--- begin AVAILABLE DATA ---
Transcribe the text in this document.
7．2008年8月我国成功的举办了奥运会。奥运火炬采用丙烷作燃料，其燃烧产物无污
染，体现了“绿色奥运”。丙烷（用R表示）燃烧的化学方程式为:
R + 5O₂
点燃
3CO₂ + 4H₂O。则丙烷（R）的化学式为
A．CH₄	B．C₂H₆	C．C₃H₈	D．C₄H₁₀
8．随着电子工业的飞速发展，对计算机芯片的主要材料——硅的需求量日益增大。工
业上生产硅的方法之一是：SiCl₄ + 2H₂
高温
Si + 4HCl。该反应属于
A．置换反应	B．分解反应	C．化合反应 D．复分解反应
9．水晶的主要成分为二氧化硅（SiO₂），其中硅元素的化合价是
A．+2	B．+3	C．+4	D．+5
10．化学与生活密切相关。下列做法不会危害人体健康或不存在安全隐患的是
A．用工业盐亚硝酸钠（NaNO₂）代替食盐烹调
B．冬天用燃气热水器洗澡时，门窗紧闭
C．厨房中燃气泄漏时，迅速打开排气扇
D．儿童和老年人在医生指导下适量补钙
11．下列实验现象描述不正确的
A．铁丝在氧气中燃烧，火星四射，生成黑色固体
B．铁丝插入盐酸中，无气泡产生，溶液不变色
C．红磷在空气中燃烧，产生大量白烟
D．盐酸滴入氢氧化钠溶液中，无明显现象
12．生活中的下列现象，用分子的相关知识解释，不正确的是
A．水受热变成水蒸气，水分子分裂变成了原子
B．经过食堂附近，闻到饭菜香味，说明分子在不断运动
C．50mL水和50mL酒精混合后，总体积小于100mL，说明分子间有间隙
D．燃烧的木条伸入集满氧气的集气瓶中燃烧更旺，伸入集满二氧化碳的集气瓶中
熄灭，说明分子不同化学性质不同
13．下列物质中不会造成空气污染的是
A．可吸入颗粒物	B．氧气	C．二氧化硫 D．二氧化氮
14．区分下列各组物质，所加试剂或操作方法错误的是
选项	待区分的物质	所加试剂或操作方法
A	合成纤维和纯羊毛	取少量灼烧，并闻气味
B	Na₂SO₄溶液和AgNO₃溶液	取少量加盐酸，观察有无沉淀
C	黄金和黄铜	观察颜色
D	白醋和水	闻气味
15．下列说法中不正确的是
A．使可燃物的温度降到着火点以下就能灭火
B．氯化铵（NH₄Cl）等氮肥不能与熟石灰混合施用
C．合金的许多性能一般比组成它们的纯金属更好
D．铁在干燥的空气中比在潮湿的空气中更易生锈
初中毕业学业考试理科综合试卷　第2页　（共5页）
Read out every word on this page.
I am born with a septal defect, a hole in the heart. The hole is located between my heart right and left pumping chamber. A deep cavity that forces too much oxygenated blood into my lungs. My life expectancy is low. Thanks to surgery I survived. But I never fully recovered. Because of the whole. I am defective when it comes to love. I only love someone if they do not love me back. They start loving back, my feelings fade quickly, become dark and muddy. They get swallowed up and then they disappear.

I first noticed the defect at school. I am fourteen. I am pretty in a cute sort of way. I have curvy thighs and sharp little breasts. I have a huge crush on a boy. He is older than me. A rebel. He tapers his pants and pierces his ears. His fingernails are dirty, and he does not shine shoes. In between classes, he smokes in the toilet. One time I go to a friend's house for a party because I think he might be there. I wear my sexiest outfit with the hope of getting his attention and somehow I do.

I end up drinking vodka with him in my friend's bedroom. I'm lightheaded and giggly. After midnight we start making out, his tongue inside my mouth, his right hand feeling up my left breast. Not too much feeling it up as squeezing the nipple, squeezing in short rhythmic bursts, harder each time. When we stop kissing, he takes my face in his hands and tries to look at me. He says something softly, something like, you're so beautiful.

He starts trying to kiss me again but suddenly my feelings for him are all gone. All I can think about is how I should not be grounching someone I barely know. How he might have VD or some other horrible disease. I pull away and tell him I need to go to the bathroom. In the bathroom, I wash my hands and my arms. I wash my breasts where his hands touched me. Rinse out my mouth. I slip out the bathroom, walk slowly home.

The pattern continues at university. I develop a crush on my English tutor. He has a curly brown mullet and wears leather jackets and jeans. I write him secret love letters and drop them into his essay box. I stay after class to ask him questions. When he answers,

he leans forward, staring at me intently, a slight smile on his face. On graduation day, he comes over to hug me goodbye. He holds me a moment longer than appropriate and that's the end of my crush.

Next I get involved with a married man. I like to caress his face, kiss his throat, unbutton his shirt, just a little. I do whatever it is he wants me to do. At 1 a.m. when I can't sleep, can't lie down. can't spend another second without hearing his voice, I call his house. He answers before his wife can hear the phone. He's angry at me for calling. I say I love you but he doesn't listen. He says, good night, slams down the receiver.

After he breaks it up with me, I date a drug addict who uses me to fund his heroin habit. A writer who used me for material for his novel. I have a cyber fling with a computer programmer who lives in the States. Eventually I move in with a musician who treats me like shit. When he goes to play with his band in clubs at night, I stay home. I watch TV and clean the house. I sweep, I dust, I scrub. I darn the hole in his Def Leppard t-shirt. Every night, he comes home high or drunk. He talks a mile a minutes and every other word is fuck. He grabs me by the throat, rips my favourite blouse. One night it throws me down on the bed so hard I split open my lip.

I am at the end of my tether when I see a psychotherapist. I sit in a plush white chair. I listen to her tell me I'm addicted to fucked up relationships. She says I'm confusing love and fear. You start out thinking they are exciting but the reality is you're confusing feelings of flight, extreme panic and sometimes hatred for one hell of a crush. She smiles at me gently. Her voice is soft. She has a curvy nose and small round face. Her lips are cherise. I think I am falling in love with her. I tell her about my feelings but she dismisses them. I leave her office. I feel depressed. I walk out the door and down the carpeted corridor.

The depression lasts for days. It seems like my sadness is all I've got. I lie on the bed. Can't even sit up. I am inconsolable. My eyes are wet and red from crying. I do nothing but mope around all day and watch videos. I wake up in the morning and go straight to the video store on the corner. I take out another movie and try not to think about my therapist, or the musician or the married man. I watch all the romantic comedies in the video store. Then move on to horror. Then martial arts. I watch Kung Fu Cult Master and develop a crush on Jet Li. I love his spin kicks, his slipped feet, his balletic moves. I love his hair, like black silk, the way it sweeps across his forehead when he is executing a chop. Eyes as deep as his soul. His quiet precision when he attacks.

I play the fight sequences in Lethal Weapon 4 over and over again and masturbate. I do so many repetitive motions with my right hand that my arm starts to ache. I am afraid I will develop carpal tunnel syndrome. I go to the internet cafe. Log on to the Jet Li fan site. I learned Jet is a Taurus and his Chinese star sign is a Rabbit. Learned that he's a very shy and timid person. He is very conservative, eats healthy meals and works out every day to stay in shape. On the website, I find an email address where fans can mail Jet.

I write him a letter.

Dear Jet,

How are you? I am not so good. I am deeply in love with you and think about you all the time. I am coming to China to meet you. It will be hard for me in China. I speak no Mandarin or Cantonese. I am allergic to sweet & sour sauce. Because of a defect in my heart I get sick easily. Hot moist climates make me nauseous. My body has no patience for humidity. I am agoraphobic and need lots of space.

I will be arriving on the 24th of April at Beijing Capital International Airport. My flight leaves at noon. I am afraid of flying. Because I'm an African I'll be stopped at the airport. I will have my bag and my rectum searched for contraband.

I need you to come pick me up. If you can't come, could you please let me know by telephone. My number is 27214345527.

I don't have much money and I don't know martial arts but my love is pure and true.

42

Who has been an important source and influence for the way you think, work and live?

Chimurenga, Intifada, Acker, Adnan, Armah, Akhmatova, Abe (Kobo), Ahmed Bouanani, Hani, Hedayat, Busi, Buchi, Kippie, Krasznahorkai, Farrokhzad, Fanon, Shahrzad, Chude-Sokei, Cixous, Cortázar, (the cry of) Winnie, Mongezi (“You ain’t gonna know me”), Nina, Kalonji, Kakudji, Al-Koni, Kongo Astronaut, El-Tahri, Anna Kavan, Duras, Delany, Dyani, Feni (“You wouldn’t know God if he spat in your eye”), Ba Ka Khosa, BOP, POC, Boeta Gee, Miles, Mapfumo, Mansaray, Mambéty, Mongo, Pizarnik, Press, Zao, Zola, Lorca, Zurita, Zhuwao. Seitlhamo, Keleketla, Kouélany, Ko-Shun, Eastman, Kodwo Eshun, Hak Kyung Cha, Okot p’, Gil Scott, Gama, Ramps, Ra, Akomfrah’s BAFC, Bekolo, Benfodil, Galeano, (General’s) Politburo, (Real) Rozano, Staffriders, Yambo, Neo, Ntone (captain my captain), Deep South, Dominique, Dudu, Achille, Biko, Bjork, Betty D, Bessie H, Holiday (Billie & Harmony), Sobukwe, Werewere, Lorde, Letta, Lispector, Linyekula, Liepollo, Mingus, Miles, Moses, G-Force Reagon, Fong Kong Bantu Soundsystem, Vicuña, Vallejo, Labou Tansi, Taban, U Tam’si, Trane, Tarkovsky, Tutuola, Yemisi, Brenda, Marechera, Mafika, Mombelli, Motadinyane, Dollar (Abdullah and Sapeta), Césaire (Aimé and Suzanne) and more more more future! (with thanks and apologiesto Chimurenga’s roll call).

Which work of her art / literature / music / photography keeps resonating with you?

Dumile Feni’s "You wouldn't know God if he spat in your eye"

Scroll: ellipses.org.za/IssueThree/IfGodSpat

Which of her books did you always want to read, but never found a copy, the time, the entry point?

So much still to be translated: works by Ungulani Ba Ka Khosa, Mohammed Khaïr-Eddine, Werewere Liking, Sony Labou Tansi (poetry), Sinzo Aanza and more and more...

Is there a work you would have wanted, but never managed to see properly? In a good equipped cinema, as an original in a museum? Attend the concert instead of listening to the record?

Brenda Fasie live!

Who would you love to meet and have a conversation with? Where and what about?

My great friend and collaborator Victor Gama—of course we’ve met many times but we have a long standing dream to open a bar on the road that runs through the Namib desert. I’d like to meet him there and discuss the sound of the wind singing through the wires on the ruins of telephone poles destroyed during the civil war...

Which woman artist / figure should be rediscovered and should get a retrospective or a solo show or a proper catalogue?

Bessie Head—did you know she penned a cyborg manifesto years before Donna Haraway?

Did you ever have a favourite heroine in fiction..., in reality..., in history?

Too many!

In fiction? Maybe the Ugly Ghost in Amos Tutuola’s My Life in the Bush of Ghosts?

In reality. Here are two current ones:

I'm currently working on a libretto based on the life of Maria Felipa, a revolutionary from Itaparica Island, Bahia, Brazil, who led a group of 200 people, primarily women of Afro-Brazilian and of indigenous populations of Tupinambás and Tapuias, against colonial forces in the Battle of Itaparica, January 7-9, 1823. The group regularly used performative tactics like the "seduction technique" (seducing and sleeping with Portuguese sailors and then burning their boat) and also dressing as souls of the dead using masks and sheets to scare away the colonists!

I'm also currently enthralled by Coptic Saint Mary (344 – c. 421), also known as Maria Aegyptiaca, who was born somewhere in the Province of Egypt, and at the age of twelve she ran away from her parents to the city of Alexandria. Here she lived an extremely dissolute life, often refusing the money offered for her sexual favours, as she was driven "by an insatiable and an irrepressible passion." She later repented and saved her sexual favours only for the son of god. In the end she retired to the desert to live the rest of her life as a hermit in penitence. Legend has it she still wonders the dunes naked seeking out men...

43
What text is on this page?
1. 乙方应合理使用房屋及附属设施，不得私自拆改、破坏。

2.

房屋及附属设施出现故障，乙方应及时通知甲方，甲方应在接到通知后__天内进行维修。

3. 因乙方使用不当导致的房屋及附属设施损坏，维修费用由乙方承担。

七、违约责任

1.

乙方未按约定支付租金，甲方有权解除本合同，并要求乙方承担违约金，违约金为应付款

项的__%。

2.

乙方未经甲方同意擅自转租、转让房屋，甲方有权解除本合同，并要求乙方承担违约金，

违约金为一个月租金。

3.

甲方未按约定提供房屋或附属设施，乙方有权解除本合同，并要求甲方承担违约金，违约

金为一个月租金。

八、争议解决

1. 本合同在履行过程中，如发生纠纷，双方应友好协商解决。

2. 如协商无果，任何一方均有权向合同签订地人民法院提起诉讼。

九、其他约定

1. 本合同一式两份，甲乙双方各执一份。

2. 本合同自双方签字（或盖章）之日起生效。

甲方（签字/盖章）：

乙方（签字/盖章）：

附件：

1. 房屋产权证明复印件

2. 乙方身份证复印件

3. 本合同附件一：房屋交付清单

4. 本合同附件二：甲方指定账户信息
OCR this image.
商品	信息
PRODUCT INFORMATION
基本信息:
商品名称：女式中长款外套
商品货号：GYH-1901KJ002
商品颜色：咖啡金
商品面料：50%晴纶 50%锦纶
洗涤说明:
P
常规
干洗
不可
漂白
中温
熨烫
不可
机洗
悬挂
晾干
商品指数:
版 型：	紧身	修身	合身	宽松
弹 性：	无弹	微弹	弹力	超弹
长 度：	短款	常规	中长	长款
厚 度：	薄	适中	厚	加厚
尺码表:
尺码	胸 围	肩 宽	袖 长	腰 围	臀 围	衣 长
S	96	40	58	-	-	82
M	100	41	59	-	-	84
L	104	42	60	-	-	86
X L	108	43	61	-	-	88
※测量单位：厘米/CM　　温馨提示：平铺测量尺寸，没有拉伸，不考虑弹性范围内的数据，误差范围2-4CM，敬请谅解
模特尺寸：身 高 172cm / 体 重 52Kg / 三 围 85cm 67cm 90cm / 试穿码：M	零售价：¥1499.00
--- end AVAILABLE DATA ---
Repeat, without change, each line of the data above from the one that contains "OCR this image." through the final line, counting both.

- **RESULT OF THE EXERCISE**
OCR this image.
商品	信息
PRODUCT INFORMATION
基本信息:
商品名称：女式中长款外套
商品货号：GYH-1901KJ002
商品颜色：咖啡金
商品面料：50%晴纶 50%锦纶
洗涤说明:
P
常规
干洗
不可
漂白
中温
熨烫
不可
机洗
悬挂
晾干
商品指数:
版 型：	紧身	修身	合身	宽松
弹 性：	无弹	微弹	弹力	超弹
长 度：	短款	常规	中长	长款
厚 度：	薄	适中	厚	加厚
尺码表:
尺码	胸 围	肩 宽	袖 长	腰 围	臀 围	衣 长
S	96	40	58	-	-	82
M	100	41	59	-	-	84
L	104	42	60	-	-	86
X L	108	43	61	-	-	88
※测量单位：厘米/CM　　温馨提示：平铺测量尺寸，没有拉伸，不考虑弹性范围内的数据，误差范围2-4CM，敬请谅解
模特尺寸：身 高 172cm / 体 重 52Kg / 三 围 85cm 67cm 90cm / 试穿码：M	零售价：¥1499.00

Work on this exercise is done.